Start of ENTRIES PROVIDED

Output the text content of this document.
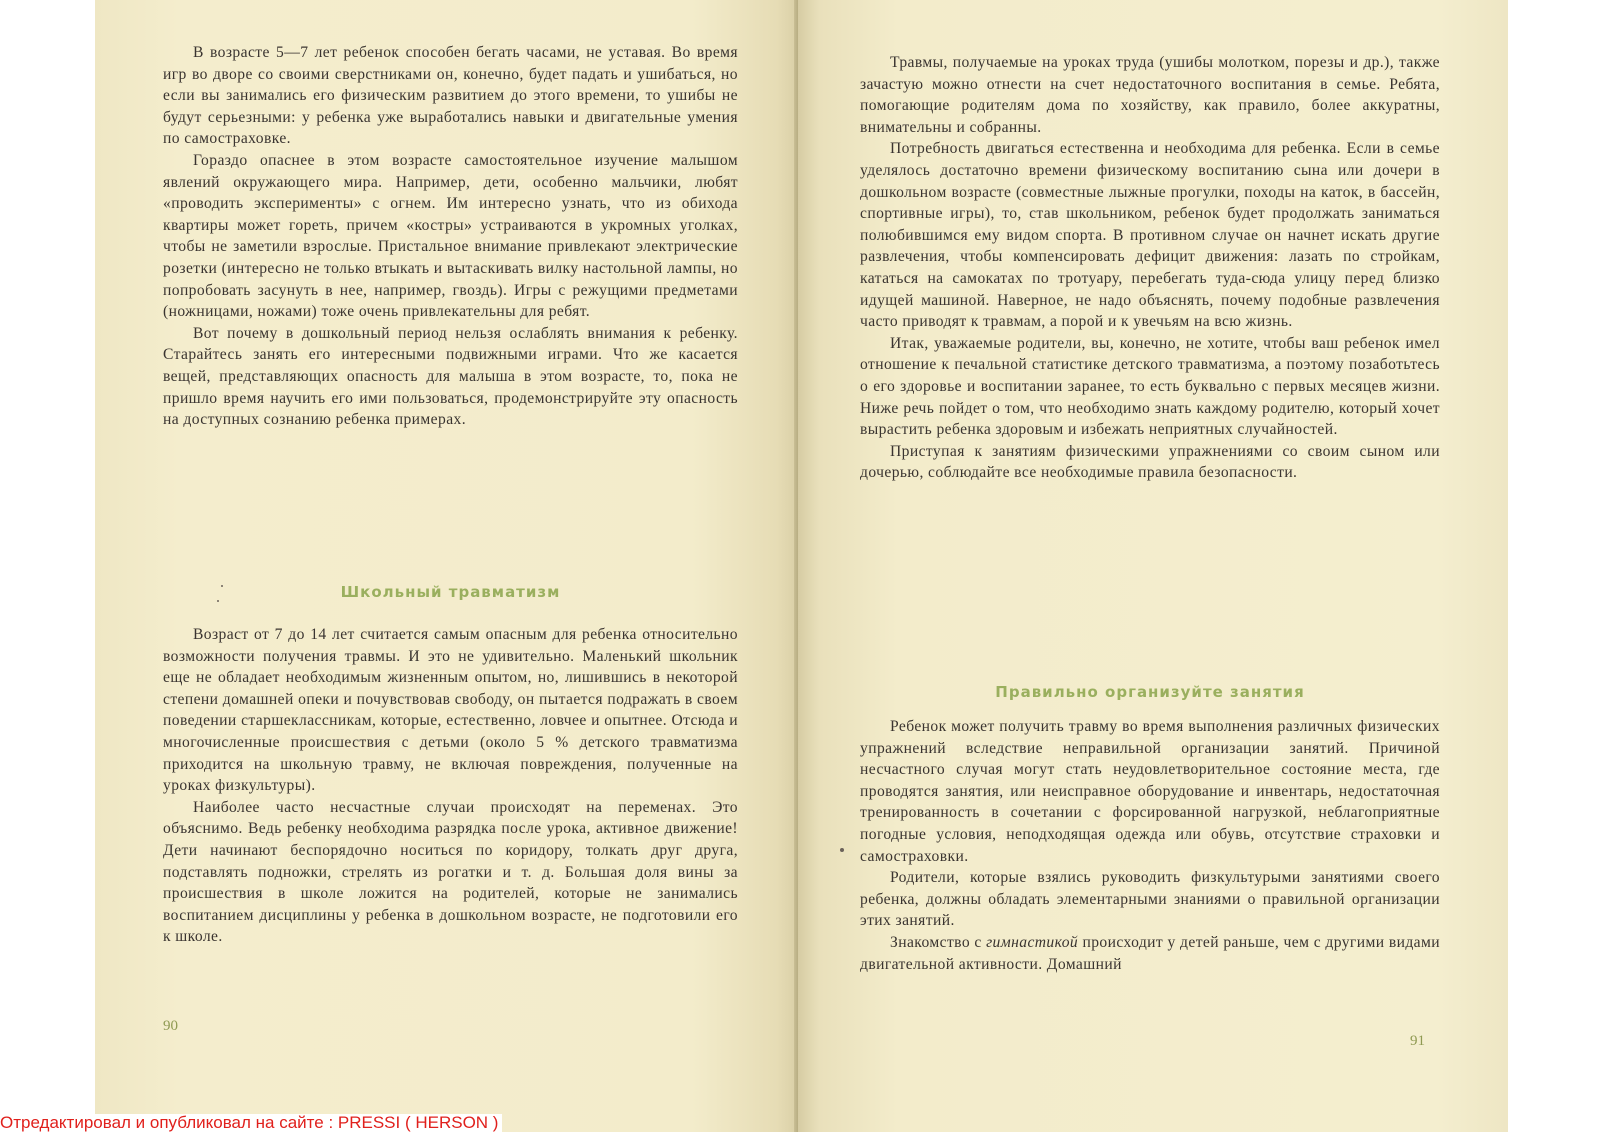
В возрасте 5—7 лет ребенок способен бегать часами, не уставая. Во время игр во дворе со своими сверстниками он, конечно, будет падать и ушибаться, но если вы занимались его физическим развитием до этого времени, то ушибы не будут серьезными: у ребенка уже выработались навыки и двигательные умения по самостраховке.

Гораздо опаснее в этом возрасте самостоятельное изучение малышом явлений окружающего мира. Например, дети, особенно мальчики, любят «проводить эксперименты» с огнем. Им интересно узнать, что из обихода квартиры может гореть, причем «костры» устраиваются в укромных уголках, чтобы не заметили взрослые. Пристальное внимание привлекают электрические розетки (интересно не только втыкать и вытаскивать вилку настольной лампы, но попробовать засунуть в нее, например, гвоздь). Игры с режущими предметами (ножницами, ножами) тоже очень привлекательны для ребят.

Вот почему в дошкольный период нельзя ослаблять внимания к ребенку. Старайтесь занять его интересными подвижными играми. Что же касается вещей, представляющих опасность для малыша в этом возрасте, то, пока не пришло время научить его ими пользоваться, продемонстрируйте эту опасность на доступных сознанию ребенка примерах.

Школьный травматизм

Возраст от 7 до 14 лет считается самым опасным для ребенка относительно возможности получения травмы. И это не удивительно. Маленький школьник еще не обладает необходимым жизненным опытом, но, лишившись в некоторой степени домашней опеки и почувствовав свободу, он пытается подражать в своем поведении старшеклассникам, которые, естественно, ловчее и опытнее. Отсюда и многочисленные происшествия с детьми (около 5 % детского травматизма приходится на школьную травму, не включая повреждения, полученные на уроках физкультуры).

Наиболее часто несчастные случаи происходят на переменах. Это объяснимо. Ведь ребенку необходима разрядка после урока, активное движение! Дети начинают беспорядочно носиться по коридору, толкать друг друга, подставлять подножки, стрелять из рогатки и т. д. Большая доля вины за происшествия в школе ложится на родителей, которые не занимались воспитанием дисциплины у ребенка в дошкольном возрасте, не подготовили его к школе.

90

Травмы, получаемые на уроках труда (ушибы молотком, порезы и др.), также зачастую можно отнести на счет недостаточного воспитания в семье. Ребята, помогающие родителям дома по хозяйству, как правило, более аккуратны, внимательны и собранны.

Потребность двигаться естественна и необходима для ребенка. Если в семье уделялось достаточно времени физическому воспитанию сына или дочери в дошкольном возрасте (совместные лыжные прогулки, походы на каток, в бассейн, спортивные игры), то, став школьником, ребенок будет продолжать заниматься полюбившимся ему видом спорта. В противном случае он начнет искать другие развлечения, чтобы компенсировать дефицит движения: лазать по стройкам, кататься на самокатах по тротуару, перебегать туда-сюда улицу перед близко идущей машиной. Наверное, не надо объяснять, почему подобные развлечения часто приводят к травмам, а порой и к увечьям на всю жизнь.

Итак, уважаемые родители, вы, конечно, не хотите, чтобы ваш ребенок имел отношение к печальной статистике детского травматизма, а поэтому позаботьтесь о его здоровье и воспитании заранее, то есть буквально с первых месяцев жизни. Ниже речь пойдет о том, что необходимо знать каждому родителю, который хочет вырастить ребенка здоровым и избежать неприятных случайностей.

Приступая к занятиям физическими упражнениями со своим сыном или дочерью, соблюдайте все необходимые правила безопасности.

Правильно организуйте занятия

Ребенок может получить травму во время выполнения различных физических упражнений вследствие неправильной организации занятий. Причиной несчастного случая могут стать неудовлетворительное состояние места, где проводятся занятия, или неисправное оборудование и инвентарь, недостаточная тренированность в сочетании с форсированной нагрузкой, неблагоприятные погодные условия, неподходящая одежда или обувь, отсутствие страховки и самостраховки.

Родители, которые взялись руководить физкультурыми занятиями своего ребенка, должны обладать элементарными знаниями о правильной организации этих занятий.

Знакомство с гимнастикой происходит у детей раньше, чем с другими видами двигательной активности. Домашний

91
Отредактировал и опубликовал на сайте : PRESSI ( HERSON )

End of ENTRIES PROVIDED

» **WHAT THIS TASK INVOLVES**:
Copy out each line of the data containing the string "почему".

» **EXERCISE ANSWER**:
Вот почему в дошкольный период нельзя ослаблять внимания к ребенку. Старайтесь занять его интересными подвижными играми. Что же касается вещей, представляющих опасность для малыша в этом возрасте, то, пока не пришло время научить его ими пользоваться, продемонстрируйте эту опасность на доступных сознанию ребенка примерах.
Потребность двигаться естественна и необходима для ребенка. Если в семье уделялось достаточно времени физическому воспитанию сына или дочери в дошкольном возрасте (совместные лыжные прогулки, походы на каток, в бассейн, спортивные игры), то, став школьником, ребенок будет продолжать заниматься полюбившимся ему видом спорта. В противном случае он начнет искать другие развлечения, чтобы компенсировать дефицит движения: лазать по стройкам, кататься на самокатах по тротуару, перебегать туда-сюда улицу перед близко идущей машиной. Наверное, не надо объяснять, почему подобные развлечения часто приводят к травмам, а порой и к увечьям на всю жизнь.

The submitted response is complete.